§ To be done:
Transcribe the listing word for word.

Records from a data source
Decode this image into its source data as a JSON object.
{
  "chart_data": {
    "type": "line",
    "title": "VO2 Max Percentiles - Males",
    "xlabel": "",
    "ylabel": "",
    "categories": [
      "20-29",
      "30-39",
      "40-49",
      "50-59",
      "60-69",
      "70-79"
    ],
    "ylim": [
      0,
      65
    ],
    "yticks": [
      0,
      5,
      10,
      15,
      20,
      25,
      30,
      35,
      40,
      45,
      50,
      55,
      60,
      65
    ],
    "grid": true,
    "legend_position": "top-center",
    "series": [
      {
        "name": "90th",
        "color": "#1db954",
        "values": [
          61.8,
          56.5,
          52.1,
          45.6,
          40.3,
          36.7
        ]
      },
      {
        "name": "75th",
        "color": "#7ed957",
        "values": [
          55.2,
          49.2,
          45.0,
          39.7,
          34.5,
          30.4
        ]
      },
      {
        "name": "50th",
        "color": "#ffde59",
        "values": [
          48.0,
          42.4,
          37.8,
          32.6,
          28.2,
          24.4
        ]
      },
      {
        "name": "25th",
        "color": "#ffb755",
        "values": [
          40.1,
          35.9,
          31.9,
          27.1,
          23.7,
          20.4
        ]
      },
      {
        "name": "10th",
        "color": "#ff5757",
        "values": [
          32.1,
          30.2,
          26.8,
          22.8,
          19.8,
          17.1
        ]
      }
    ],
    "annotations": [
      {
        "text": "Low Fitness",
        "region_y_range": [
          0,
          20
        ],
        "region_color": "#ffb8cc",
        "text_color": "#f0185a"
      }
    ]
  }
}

§ Exercise response:
Decode this image into its source data as a JSON object.
{
  "chart_data": {
    "type": "line",
    "title": "VO2 Max Percentiles - Males",
    "xlabel": "",
    "ylabel": "",
    "categories": [
      "20-29",
      "30-39",
      "40-49",
      "50-59",
      "60-69",
      "70-79"
    ],
    "ylim": [
      0,
      65
    ],
    "yticks": [
      0,
      5,
      10,
      15,
      20,
      25,
      30,
      35,
      40,
      45,
      50,
      55,
      60,
      65
    ],
    "grid": true,
    "legend_position": "top-center",
    "series": [
      {
        "name": "90th",
        "color": "#1db954",
        "values": [
          61.8,
          56.5,
          52.1,
          45.6,
          40.3,
          36.7
        ]
      },
      {
        "name": "75th",
        "color": "#7ed957",
        "values": [
          55.2,
          49.2,
          45.0,
          39.7,
          34.5,
          30.4
        ]
      },
      {
        "name": "50th",
        "color": "#ffde59",
        "values": [
          48.0,
          42.4,
          37.8,
          32.6,
          28.2,
          24.4
        ]
      },
      {
        "name": "25th",
        "color": "#ffb755",
        "values": [
          40.1,
          35.9,
          31.9,
          27.1,
          23.7,
          20.4
        ]
      },
      {
        "name": "10th",
        "color": "#ff5757",
        "values": [
          32.1,
          30.2,
          26.8,
          22.8,
          19.8,
          17.1
        ]
      }
    ],
    "annotations": [
      {
        "text": "Low Fitness",
        "region_y_range": [
          0,
          20
        ],
        "region_color": "#ffb8cc",
        "text_color": "#f0185a"
      }
    ]
  }
}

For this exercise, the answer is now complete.